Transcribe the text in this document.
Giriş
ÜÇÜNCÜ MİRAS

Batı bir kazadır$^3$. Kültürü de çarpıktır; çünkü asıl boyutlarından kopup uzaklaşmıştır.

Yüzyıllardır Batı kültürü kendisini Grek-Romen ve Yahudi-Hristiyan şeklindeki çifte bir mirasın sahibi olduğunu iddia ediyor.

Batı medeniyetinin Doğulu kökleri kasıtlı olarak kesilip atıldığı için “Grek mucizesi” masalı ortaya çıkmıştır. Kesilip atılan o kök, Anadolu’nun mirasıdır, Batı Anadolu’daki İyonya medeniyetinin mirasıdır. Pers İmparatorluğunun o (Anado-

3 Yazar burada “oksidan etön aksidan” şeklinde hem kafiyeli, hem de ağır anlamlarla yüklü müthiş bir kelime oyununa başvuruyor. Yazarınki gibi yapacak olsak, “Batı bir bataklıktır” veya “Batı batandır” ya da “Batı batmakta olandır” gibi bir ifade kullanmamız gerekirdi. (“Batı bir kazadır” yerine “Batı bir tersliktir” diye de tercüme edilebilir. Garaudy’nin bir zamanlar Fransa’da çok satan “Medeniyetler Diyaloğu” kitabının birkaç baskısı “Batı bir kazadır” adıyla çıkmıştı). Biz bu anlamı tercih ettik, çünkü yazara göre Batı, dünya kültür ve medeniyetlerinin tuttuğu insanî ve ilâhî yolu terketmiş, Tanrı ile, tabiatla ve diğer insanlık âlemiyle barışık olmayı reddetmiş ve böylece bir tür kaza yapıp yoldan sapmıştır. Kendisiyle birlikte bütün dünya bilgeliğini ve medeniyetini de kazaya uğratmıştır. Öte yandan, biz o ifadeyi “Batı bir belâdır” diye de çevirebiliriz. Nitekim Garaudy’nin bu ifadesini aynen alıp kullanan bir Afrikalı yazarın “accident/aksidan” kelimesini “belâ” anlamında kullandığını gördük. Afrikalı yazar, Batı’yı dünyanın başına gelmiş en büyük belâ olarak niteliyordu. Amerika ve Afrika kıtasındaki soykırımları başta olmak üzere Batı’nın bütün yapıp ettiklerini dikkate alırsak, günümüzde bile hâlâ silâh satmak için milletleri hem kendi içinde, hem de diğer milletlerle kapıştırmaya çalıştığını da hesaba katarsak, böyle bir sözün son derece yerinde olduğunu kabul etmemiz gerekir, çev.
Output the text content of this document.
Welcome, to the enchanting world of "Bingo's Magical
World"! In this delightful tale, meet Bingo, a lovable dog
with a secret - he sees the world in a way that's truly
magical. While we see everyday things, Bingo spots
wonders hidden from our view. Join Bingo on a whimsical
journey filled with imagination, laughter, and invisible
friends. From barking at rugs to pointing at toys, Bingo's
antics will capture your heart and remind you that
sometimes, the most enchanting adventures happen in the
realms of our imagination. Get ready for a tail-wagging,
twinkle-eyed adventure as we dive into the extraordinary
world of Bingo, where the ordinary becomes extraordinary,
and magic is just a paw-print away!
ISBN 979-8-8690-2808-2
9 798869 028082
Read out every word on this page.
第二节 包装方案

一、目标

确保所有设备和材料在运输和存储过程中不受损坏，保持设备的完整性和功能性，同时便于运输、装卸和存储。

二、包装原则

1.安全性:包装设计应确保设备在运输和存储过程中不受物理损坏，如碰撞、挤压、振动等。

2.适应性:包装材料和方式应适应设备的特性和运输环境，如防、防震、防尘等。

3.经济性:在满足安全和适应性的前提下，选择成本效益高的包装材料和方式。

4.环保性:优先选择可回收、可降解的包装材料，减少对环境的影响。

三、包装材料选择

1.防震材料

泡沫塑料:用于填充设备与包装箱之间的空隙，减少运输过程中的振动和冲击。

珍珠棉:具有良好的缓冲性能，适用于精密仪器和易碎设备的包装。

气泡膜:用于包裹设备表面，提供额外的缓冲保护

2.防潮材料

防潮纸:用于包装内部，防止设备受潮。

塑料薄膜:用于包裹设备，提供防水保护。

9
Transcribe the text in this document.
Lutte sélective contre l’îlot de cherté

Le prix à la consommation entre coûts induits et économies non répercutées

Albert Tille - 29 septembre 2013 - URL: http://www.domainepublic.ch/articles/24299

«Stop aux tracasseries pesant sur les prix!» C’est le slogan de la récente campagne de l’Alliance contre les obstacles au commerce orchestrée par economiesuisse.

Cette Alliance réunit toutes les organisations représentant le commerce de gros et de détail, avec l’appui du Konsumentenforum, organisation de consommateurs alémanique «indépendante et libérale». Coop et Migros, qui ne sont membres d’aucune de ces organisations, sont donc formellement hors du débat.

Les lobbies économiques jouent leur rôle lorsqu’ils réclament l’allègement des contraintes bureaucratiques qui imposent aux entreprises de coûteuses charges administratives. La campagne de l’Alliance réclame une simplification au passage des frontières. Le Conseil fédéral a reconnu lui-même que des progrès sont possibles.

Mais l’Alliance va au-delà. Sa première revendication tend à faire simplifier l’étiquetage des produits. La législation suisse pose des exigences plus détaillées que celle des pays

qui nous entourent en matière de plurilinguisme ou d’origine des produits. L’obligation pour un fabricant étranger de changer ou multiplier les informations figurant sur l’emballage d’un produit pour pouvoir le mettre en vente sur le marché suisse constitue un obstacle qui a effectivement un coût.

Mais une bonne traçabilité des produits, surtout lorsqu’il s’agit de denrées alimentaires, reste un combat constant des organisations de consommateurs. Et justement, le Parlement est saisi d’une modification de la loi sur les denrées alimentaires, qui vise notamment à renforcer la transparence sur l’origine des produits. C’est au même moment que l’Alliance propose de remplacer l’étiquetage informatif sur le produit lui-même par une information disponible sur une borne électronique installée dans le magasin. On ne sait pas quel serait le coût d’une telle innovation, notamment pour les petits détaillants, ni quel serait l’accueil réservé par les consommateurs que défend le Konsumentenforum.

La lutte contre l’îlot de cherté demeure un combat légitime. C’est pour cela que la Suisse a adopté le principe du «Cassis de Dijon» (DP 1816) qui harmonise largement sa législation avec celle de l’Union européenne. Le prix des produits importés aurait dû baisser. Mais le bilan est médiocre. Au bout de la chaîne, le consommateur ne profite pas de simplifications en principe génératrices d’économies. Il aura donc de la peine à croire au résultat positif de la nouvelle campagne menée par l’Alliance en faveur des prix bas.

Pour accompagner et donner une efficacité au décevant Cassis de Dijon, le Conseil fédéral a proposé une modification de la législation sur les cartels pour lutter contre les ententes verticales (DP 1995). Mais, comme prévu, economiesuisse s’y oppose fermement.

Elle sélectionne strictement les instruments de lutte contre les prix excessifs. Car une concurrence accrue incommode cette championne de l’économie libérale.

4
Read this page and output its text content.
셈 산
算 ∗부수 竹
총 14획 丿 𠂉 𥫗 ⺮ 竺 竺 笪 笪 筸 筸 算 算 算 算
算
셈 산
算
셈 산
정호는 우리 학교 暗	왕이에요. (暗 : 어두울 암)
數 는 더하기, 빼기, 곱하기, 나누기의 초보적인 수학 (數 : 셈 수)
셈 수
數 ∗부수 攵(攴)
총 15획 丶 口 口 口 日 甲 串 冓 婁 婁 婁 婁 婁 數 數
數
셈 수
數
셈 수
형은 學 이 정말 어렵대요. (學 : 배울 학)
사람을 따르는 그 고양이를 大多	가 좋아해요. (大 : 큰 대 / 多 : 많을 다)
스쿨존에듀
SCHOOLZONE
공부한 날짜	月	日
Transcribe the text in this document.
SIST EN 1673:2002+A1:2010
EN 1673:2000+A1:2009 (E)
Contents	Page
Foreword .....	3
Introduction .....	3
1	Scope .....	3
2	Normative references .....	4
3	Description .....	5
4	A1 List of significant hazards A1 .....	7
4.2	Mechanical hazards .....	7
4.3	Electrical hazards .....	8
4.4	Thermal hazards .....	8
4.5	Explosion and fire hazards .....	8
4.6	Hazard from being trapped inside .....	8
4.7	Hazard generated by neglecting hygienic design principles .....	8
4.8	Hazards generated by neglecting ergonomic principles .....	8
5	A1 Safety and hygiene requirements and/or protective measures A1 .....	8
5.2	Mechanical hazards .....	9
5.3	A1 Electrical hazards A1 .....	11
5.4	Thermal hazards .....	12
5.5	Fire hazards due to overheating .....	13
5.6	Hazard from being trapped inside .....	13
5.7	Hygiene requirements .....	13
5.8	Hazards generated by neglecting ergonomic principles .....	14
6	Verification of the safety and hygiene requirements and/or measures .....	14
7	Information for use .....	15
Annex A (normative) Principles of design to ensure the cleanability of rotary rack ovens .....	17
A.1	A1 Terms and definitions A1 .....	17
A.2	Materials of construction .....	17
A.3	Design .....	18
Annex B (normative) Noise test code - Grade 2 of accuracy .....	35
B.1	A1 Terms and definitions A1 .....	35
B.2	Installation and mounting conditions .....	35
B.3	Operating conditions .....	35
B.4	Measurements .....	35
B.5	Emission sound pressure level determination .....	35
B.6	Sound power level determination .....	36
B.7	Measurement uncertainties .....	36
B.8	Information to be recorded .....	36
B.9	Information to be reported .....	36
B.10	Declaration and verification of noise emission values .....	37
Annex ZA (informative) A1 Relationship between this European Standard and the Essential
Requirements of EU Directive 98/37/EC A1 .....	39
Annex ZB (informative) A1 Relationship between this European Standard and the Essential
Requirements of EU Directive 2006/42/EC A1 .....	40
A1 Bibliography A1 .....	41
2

---------------

# WORK TO COMPLETE
List each line of the records that holds the string "Konsumentenforum".

# FINISHED EXERCISE
Cette Alliance réunit toutes les organisations représentant le commerce de gros et de détail, avec l’appui du Konsumentenforum, organisation de consommateurs alémanique «indépendante et libérale». Coop et Migros, qui ne sont membres d’aucune de ces organisations, sont donc formellement hors du débat.
Mais une bonne traçabilité des produits, surtout lorsqu’il s’agit de denrées alimentaires, reste un combat constant des organisations de consommateurs. Et justement, le Parlement est saisi d’une modification de la loi sur les denrées alimentaires, qui vise notamment à renforcer la transparence sur l’origine des produits. C’est au même moment que l’Alliance propose de remplacer l’étiquetage informatif sur le produit lui-même par une information disponible sur une borne électronique installée dans le magasin. On ne sait pas quel serait le coût d’une telle innovation, notamment pour les petits détaillants, ni quel serait l’accueil réservé par les consommateurs que défend le Konsumentenforum.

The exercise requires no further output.